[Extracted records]
┌──

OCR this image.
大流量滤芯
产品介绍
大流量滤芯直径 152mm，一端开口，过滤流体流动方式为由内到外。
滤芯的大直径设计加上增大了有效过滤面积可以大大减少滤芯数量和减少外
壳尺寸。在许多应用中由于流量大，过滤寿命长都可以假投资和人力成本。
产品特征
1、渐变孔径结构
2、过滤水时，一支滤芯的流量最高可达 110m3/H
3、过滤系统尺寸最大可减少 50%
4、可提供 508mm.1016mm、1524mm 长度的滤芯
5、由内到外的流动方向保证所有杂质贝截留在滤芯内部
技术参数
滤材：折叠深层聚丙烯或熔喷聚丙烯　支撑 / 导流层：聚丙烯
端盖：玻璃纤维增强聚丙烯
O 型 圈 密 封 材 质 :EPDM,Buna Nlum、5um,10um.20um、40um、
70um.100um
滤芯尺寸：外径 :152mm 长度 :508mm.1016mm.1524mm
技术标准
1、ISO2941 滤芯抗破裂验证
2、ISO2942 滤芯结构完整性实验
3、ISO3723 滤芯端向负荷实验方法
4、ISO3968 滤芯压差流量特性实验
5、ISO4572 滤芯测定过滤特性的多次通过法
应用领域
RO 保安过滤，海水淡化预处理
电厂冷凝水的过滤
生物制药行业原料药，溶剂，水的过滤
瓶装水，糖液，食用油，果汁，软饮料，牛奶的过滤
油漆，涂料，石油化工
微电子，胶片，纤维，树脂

└──

Problem statement =>
Set out the complete listing exactly as shown.

Result =>
OCR this image.
大流量滤芯
产品介绍
大流量滤芯直径 152mm，一端开口，过滤流体流动方式为由内到外。
滤芯的大直径设计加上增大了有效过滤面积可以大大减少滤芯数量和减少外
壳尺寸。在许多应用中由于流量大，过滤寿命长都可以假投资和人力成本。
产品特征
1、渐变孔径结构
2、过滤水时，一支滤芯的流量最高可达 110m3/H
3、过滤系统尺寸最大可减少 50%
4、可提供 508mm.1016mm、1524mm 长度的滤芯
5、由内到外的流动方向保证所有杂质贝截留在滤芯内部
技术参数
滤材：折叠深层聚丙烯或熔喷聚丙烯　支撑 / 导流层：聚丙烯
端盖：玻璃纤维增强聚丙烯
O 型 圈 密 封 材 质 :EPDM,Buna Nlum、5um,10um.20um、40um、
70um.100um
滤芯尺寸：外径 :152mm 长度 :508mm.1016mm.1524mm
技术标准
1、ISO2941 滤芯抗破裂验证
2、ISO2942 滤芯结构完整性实验
3、ISO3723 滤芯端向负荷实验方法
4、ISO3968 滤芯压差流量特性实验
5、ISO4572 滤芯测定过滤特性的多次通过法
应用领域
RO 保安过滤，海水淡化预处理
电厂冷凝水的过滤
生物制药行业原料药，溶剂，水的过滤
瓶装水，糖液，食用油，果汁，软饮料，牛奶的过滤
油漆，涂料，石油化工
微电子，胶片，纤维，树脂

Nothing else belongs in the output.